DIRECTIONS FOR THIS TASK — Copy out each line in the material below that has the word "Fewkes".

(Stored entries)
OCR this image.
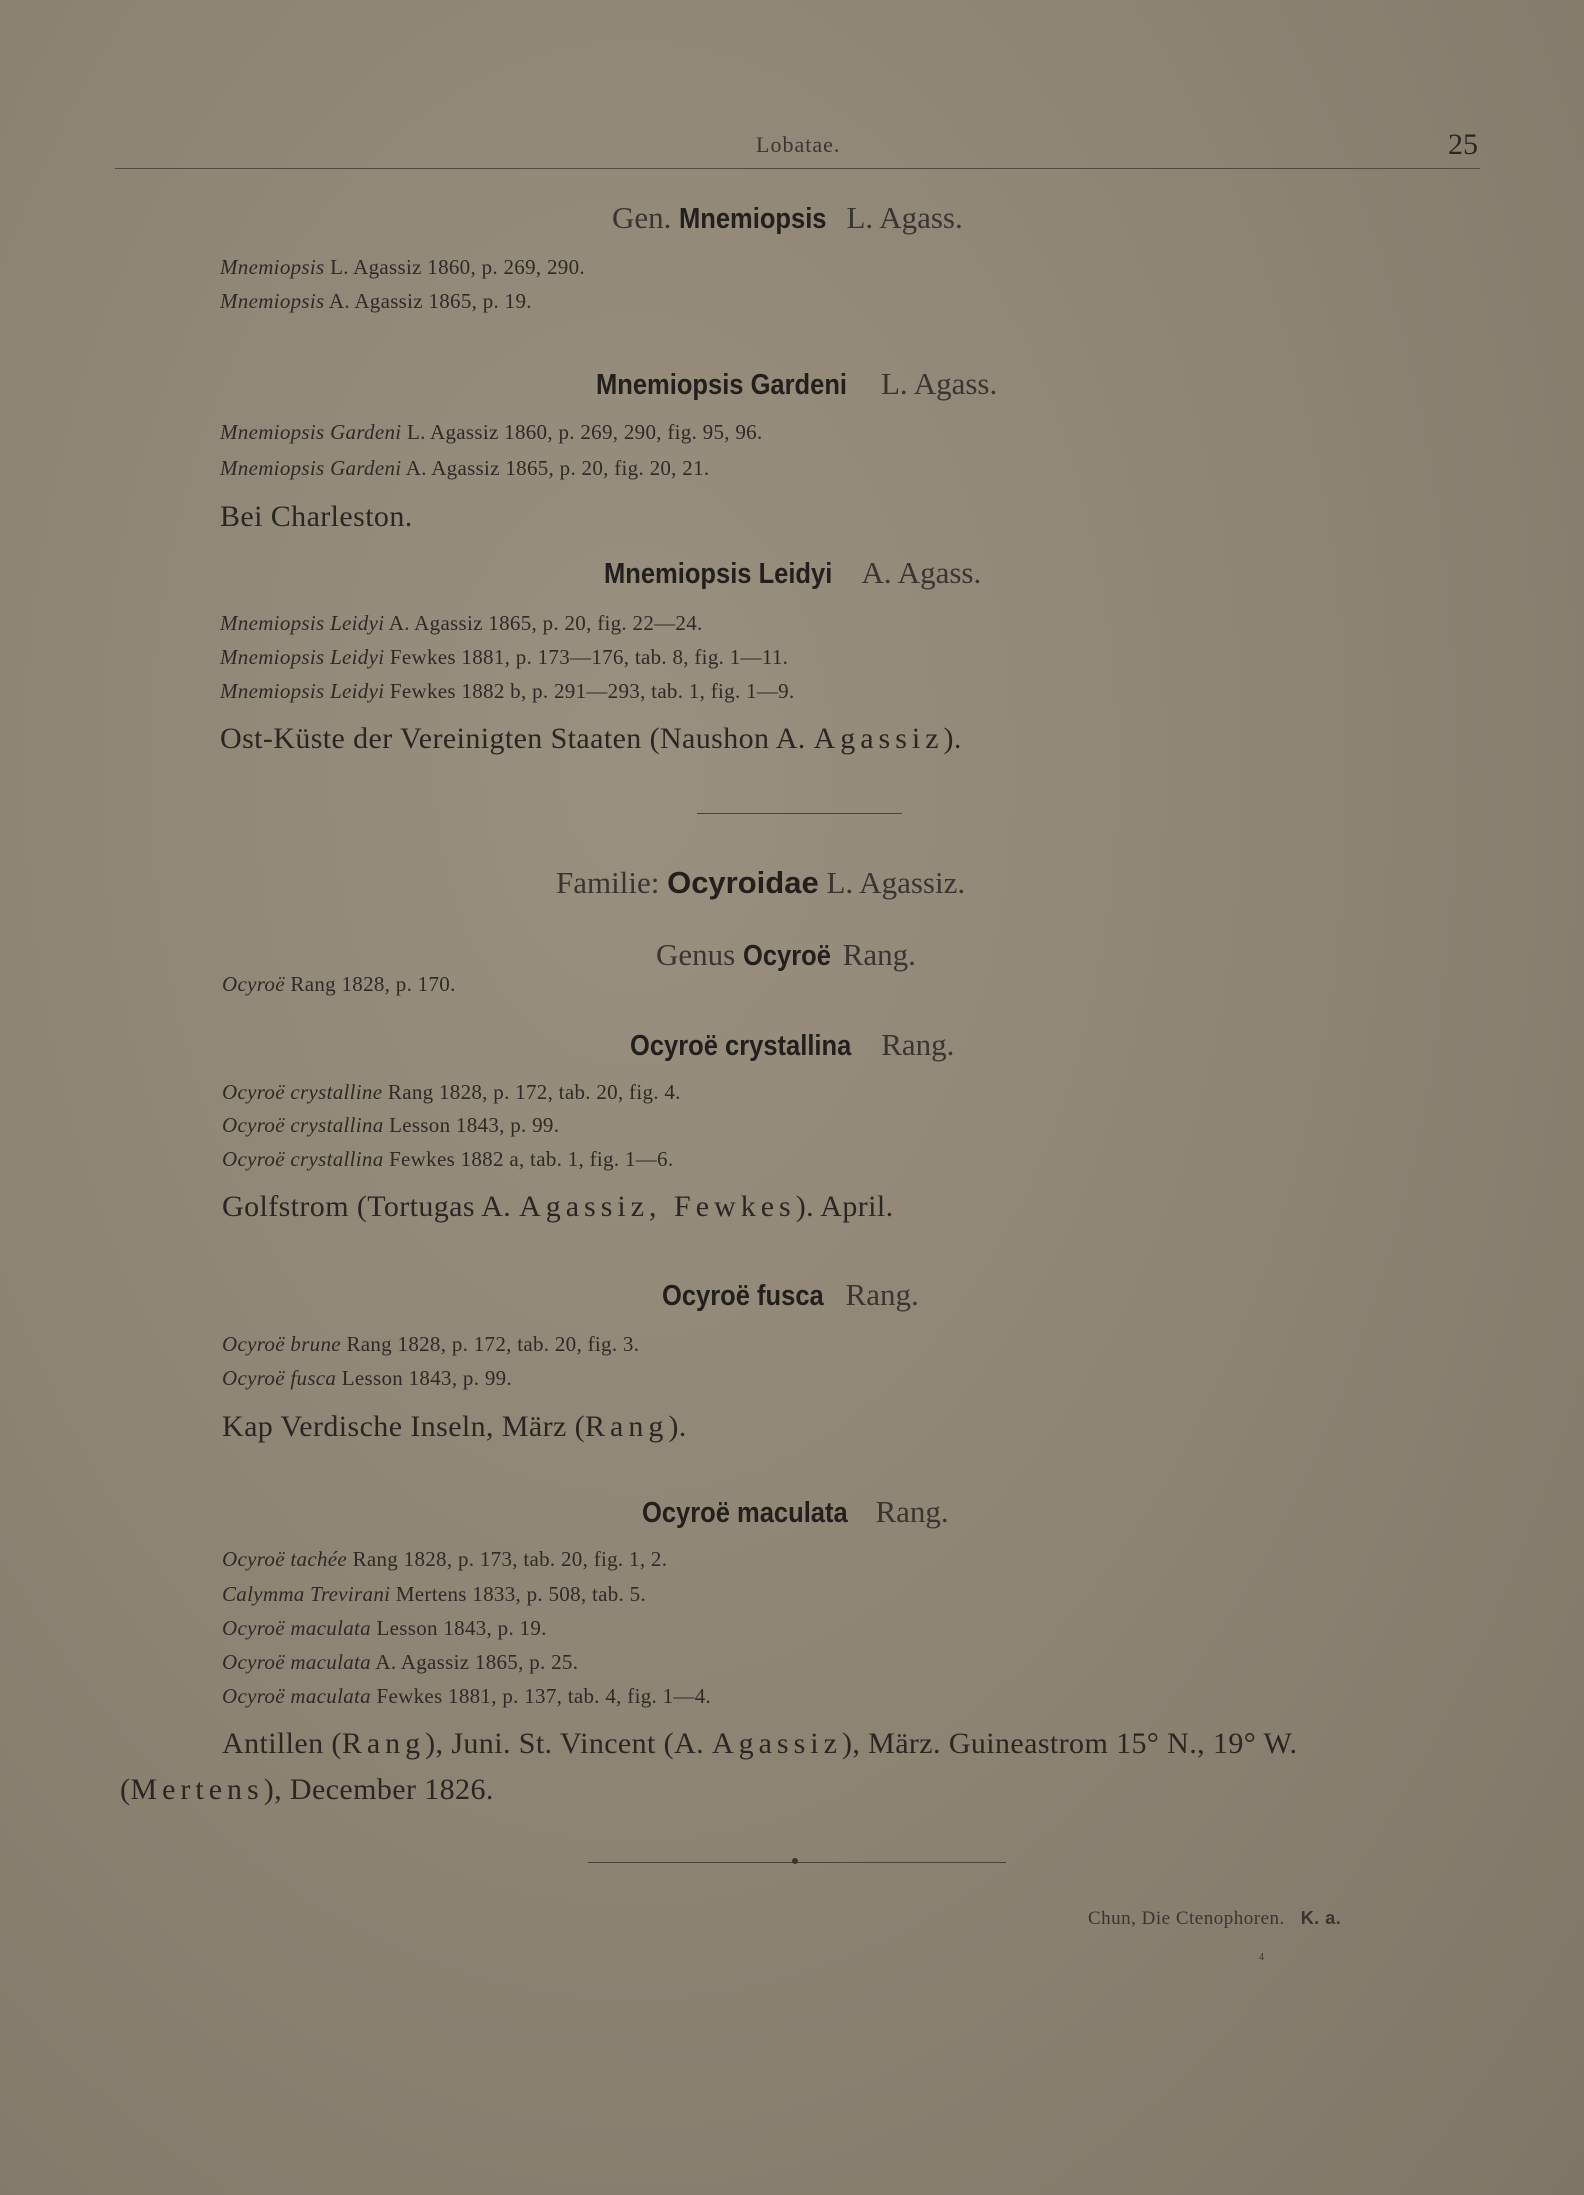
Lobatae.	25
Gen. Mnemiopsis L. Agass.
Mnemiopsis L. Agassiz 1860, p. 269, 290.
Mnemiopsis A. Agassiz 1865, p. 19.
Mnemiopsis Gardeni L. Agass.
Mnemiopsis Gardeni L. Agassiz 1860, p. 269, 290, fig. 95, 96.
Mnemiopsis Gardeni A. Agassiz 1865, p. 20, fig. 20, 21.
Bei Charleston.
Mnemiopsis Leidyi A. Agass.
Mnemiopsis Leidyi A. Agassiz 1865, p. 20, fig. 22—24.
Mnemiopsis Leidyi Fewkes 1881, p. 173—176, tab. 8, fig. 1—11.
Mnemiopsis Leidyi Fewkes 1882 b, p. 291—293, tab. 1, fig. 1—9.
Ost-Küste der Vereinigten Staaten (Naushon A. Agassiz).
Familie: Ocyroidae L. Agassiz.
Genus Ocyroë Rang.
Ocyroë Rang 1828, p. 170.
Ocyroë crystallina Rang.
Ocyroë crystalline Rang 1828, p. 172, tab. 20, fig. 4.
Ocyroë crystallina Lesson 1843, p. 99.
Ocyroë crystallina Fewkes 1882 a, tab. 1, fig. 1—6.
Golfstrom (Tortugas A. Agassiz, Fewkes). April.
Ocyroë fusca Rang.
Ocyroë brune Rang 1828, p. 172, tab. 20, fig. 3.
Ocyroë fusca Lesson 1843, p. 99.
Kap Verdische Inseln, März (Rang).
Ocyroë maculata Rang.
Ocyroë tachée Rang 1828, p. 173, tab. 20, fig. 1, 2.
Calymma Trevirani Mertens 1833, p. 508, tab. 5.
Ocyroë maculata Lesson 1843, p. 19.
Ocyroë maculata A. Agassiz 1865, p. 25.
Ocyroë maculata Fewkes 1881, p. 137, tab. 4, fig. 1—4.
Antillen (Rang), Juni. St. Vincent (A. Agassiz), März. Guineastrom 15° N., 19° W.
(Mertens), December 1826.
Chun, Die Ctenophoren. K. a.
4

SOLUTION —
Mnemiopsis Leidyi Fewkes 1881, p. 173—176, tab. 8, fig. 1—11.
Mnemiopsis Leidyi Fewkes 1882 b, p. 291—293, tab. 1, fig. 1—9.
Ocyroë crystallina Fewkes 1882 a, tab. 1, fig. 1—6.
Golfstrom (Tortugas A. Agassiz, Fewkes). April.
Ocyroë maculata Fewkes 1881, p. 137, tab. 4, fig. 1—4.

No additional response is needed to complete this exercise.